▶ _WORK TO BE COMPLETED_
Extract the full listing verbatim and drop any pictures from your copy.
-*-
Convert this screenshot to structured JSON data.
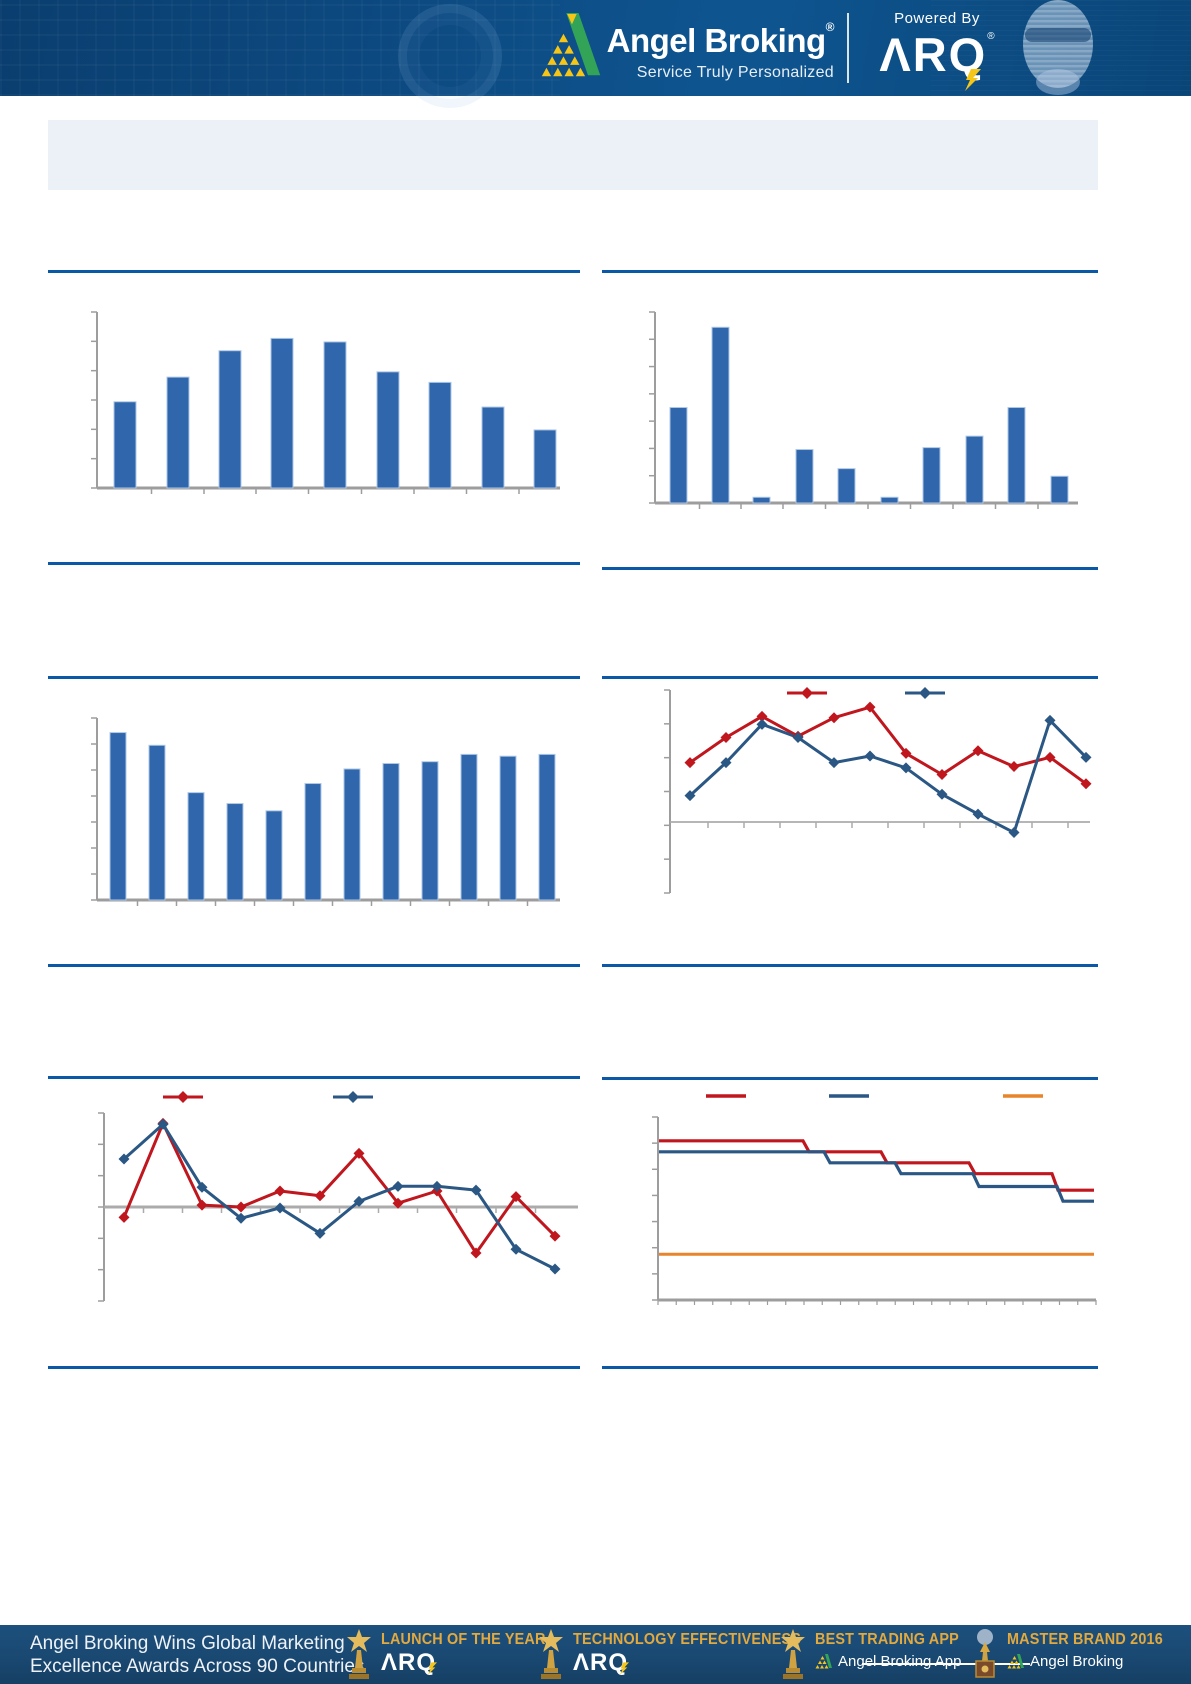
{
  "header": {
    "brand_name": "Angel Broking",
    "reg_mark": "®",
    "tagline": "Service Truly Personalized",
    "powered_by": "Powered By",
    "arq_logo": "ΛRQ"
  },
  "title_box": {
    "text": ""
  },
  "footer": {
    "headline_line1": "Angel Broking Wins Global Marketing",
    "headline_line2": "Excellence Awards Across 90 Countries",
    "awards": [
      {
        "title": "LAUNCH OF THE YEAR",
        "sub": "ΛRQ"
      },
      {
        "title": "TECHNOLOGY EFFECTIVENESS",
        "sub": "ΛRQ"
      },
      {
        "title": "BEST TRADING APP",
        "sub": "Angel Broking App"
      },
      {
        "title": "MASTER BRAND 2016",
        "sub": "Angel Broking"
      }
    ]
  },
  "colors": {
    "bar_blue": "#2f66ac",
    "bar_edge": "#aec7e5",
    "series_red": "#c0161e",
    "series_blue": "#2a5783",
    "series_orange": "#e8842c",
    "axis_gray": "#9d9d9d",
    "zero_gray": "#ababab",
    "rule_blue": "#0b59a6",
    "header_blue": "#0d4b83",
    "footer_blue": "#1a4a74",
    "gold": "#e2a93f",
    "title_box_bg": "#ecf1f8",
    "logo_green": "#33a457",
    "logo_yellow": "#f5c518"
  },
  "chart_data": [
    {
      "id": "top-left",
      "type": "bar",
      "values": [
        4.9,
        6.3,
        7.8,
        8.5,
        8.3,
        6.6,
        6.0,
        4.6,
        3.3
      ],
      "ylim": [
        0,
        10
      ],
      "title": "",
      "xlabel": "",
      "ylabel": "",
      "tick_labels_visible": false,
      "grid": false
    },
    {
      "id": "top-right",
      "type": "bar",
      "values": [
        5.0,
        9.2,
        0.3,
        2.8,
        1.8,
        0.3,
        2.9,
        3.5,
        5.0,
        1.4
      ],
      "ylim": [
        0,
        10
      ],
      "title": "",
      "xlabel": "",
      "ylabel": "",
      "tick_labels_visible": false,
      "grid": false
    },
    {
      "id": "mid-left",
      "type": "bar",
      "values": [
        9.2,
        8.5,
        5.9,
        5.3,
        4.9,
        6.4,
        7.2,
        7.5,
        7.6,
        8.0,
        7.9,
        8.0
      ],
      "ylim": [
        0,
        10
      ],
      "title": "",
      "xlabel": "",
      "ylabel": "",
      "tick_labels_visible": false,
      "grid": false
    },
    {
      "id": "mid-right",
      "type": "line",
      "marker": "diamond",
      "legend_position": "top",
      "legend_labels_visible": false,
      "series": [
        {
          "name": "series-red",
          "color": "#c0161e",
          "values": [
            4.5,
            6.4,
            8.0,
            6.5,
            7.9,
            8.7,
            5.2,
            3.6,
            5.4,
            4.2,
            4.9,
            2.9
          ]
        },
        {
          "name": "series-blue",
          "color": "#2a5783",
          "values": [
            2.0,
            4.5,
            7.4,
            6.4,
            4.5,
            5.0,
            4.1,
            2.1,
            0.6,
            -0.8,
            7.7,
            4.9
          ]
        }
      ],
      "ylim": [
        -5.4,
        10
      ],
      "title": "",
      "xlabel": "",
      "ylabel": "",
      "tick_labels_visible": false,
      "grid": false
    },
    {
      "id": "bottom-left",
      "type": "line",
      "marker": "diamond",
      "legend_position": "top",
      "legend_labels_visible": false,
      "series": [
        {
          "name": "series-red",
          "color": "#c0161e",
          "values": [
            -1.1,
            8.9,
            0.2,
            0.0,
            1.7,
            1.2,
            5.7,
            0.4,
            1.7,
            -4.9,
            1.1,
            -3.1
          ]
        },
        {
          "name": "series-blue",
          "color": "#2a5783",
          "values": [
            5.1,
            8.8,
            2.1,
            -1.2,
            -0.1,
            -2.8,
            0.6,
            2.2,
            2.2,
            1.8,
            -4.5,
            -6.6
          ]
        }
      ],
      "ylim": [
        -10,
        10
      ],
      "title": "",
      "xlabel": "",
      "ylabel": "",
      "tick_labels_visible": false,
      "grid": false
    },
    {
      "id": "bottom-right",
      "type": "step",
      "legend_position": "top",
      "legend_labels_visible": false,
      "series": [
        {
          "name": "series-red",
          "color": "#c0161e",
          "levels": [
            8.7,
            8.1,
            7.5,
            6.9,
            6.0
          ],
          "step_x": [
            0.33,
            0.51,
            0.71,
            0.9
          ]
        },
        {
          "name": "series-blue",
          "color": "#2a5783",
          "levels": [
            8.1,
            7.5,
            6.9,
            6.2,
            5.4
          ],
          "step_x": [
            0.38,
            0.54,
            0.72,
            0.91
          ]
        },
        {
          "name": "series-orange",
          "color": "#e8842c",
          "levels": [
            2.5
          ],
          "step_x": []
        }
      ],
      "ylim": [
        0,
        10
      ],
      "title": "",
      "xlabel": "",
      "ylabel": "",
      "tick_labels_visible": false,
      "grid": false
    }
  ]
}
-*-
▶ _RESULT OF THIS TASK_
Convert this screenshot to structured JSON data.
{
  "header": {
    "brand_name": "Angel Broking",
    "reg_mark": "®",
    "tagline": "Service Truly Personalized",
    "powered_by": "Powered By",
    "arq_logo": "ΛRQ"
  },
  "title_box": {
    "text": ""
  },
  "footer": {
    "headline_line1": "Angel Broking Wins Global Marketing",
    "headline_line2": "Excellence Awards Across 90 Countries",
    "awards": [
      {
        "title": "LAUNCH OF THE YEAR",
        "sub": "ΛRQ"
      },
      {
        "title": "TECHNOLOGY EFFECTIVENESS",
        "sub": "ΛRQ"
      },
      {
        "title": "BEST TRADING APP",
        "sub": "Angel Broking App"
      },
      {
        "title": "MASTER BRAND 2016",
        "sub": "Angel Broking"
      }
    ]
  },
  "colors": {
    "bar_blue": "#2f66ac",
    "bar_edge": "#aec7e5",
    "series_red": "#c0161e",
    "series_blue": "#2a5783",
    "series_orange": "#e8842c",
    "axis_gray": "#9d9d9d",
    "zero_gray": "#ababab",
    "rule_blue": "#0b59a6",
    "header_blue": "#0d4b83",
    "footer_blue": "#1a4a74",
    "gold": "#e2a93f",
    "title_box_bg": "#ecf1f8",
    "logo_green": "#33a457",
    "logo_yellow": "#f5c518"
  },
  "chart_data": [
    {
      "id": "top-left",
      "type": "bar",
      "values": [
        4.9,
        6.3,
        7.8,
        8.5,
        8.3,
        6.6,
        6.0,
        4.6,
        3.3
      ],
      "ylim": [
        0,
        10
      ],
      "title": "",
      "xlabel": "",
      "ylabel": "",
      "tick_labels_visible": false,
      "grid": false
    },
    {
      "id": "top-right",
      "type": "bar",
      "values": [
        5.0,
        9.2,
        0.3,
        2.8,
        1.8,
        0.3,
        2.9,
        3.5,
        5.0,
        1.4
      ],
      "ylim": [
        0,
        10
      ],
      "title": "",
      "xlabel": "",
      "ylabel": "",
      "tick_labels_visible": false,
      "grid": false
    },
    {
      "id": "mid-left",
      "type": "bar",
      "values": [
        9.2,
        8.5,
        5.9,
        5.3,
        4.9,
        6.4,
        7.2,
        7.5,
        7.6,
        8.0,
        7.9,
        8.0
      ],
      "ylim": [
        0,
        10
      ],
      "title": "",
      "xlabel": "",
      "ylabel": "",
      "tick_labels_visible": false,
      "grid": false
    },
    {
      "id": "mid-right",
      "type": "line",
      "marker": "diamond",
      "legend_position": "top",
      "legend_labels_visible": false,
      "series": [
        {
          "name": "series-red",
          "color": "#c0161e",
          "values": [
            4.5,
            6.4,
            8.0,
            6.5,
            7.9,
            8.7,
            5.2,
            3.6,
            5.4,
            4.2,
            4.9,
            2.9
          ]
        },
        {
          "name": "series-blue",
          "color": "#2a5783",
          "values": [
            2.0,
            4.5,
            7.4,
            6.4,
            4.5,
            5.0,
            4.1,
            2.1,
            0.6,
            -0.8,
            7.7,
            4.9
          ]
        }
      ],
      "ylim": [
        -5.4,
        10
      ],
      "title": "",
      "xlabel": "",
      "ylabel": "",
      "tick_labels_visible": false,
      "grid": false
    },
    {
      "id": "bottom-left",
      "type": "line",
      "marker": "diamond",
      "legend_position": "top",
      "legend_labels_visible": false,
      "series": [
        {
          "name": "series-red",
          "color": "#c0161e",
          "values": [
            -1.1,
            8.9,
            0.2,
            0.0,
            1.7,
            1.2,
            5.7,
            0.4,
            1.7,
            -4.9,
            1.1,
            -3.1
          ]
        },
        {
          "name": "series-blue",
          "color": "#2a5783",
          "values": [
            5.1,
            8.8,
            2.1,
            -1.2,
            -0.1,
            -2.8,
            0.6,
            2.2,
            2.2,
            1.8,
            -4.5,
            -6.6
          ]
        }
      ],
      "ylim": [
        -10,
        10
      ],
      "title": "",
      "xlabel": "",
      "ylabel": "",
      "tick_labels_visible": false,
      "grid": false
    },
    {
      "id": "bottom-right",
      "type": "step",
      "legend_position": "top",
      "legend_labels_visible": false,
      "series": [
        {
          "name": "series-red",
          "color": "#c0161e",
          "levels": [
            8.7,
            8.1,
            7.5,
            6.9,
            6.0
          ],
          "step_x": [
            0.33,
            0.51,
            0.71,
            0.9
          ]
        },
        {
          "name": "series-blue",
          "color": "#2a5783",
          "levels": [
            8.1,
            7.5,
            6.9,
            6.2,
            5.4
          ],
          "step_x": [
            0.38,
            0.54,
            0.72,
            0.91
          ]
        },
        {
          "name": "series-orange",
          "color": "#e8842c",
          "levels": [
            2.5
          ],
          "step_x": []
        }
      ],
      "ylim": [
        0,
        10
      ],
      "title": "",
      "xlabel": "",
      "ylabel": "",
      "tick_labels_visible": false,
      "grid": false
    }
  ]
}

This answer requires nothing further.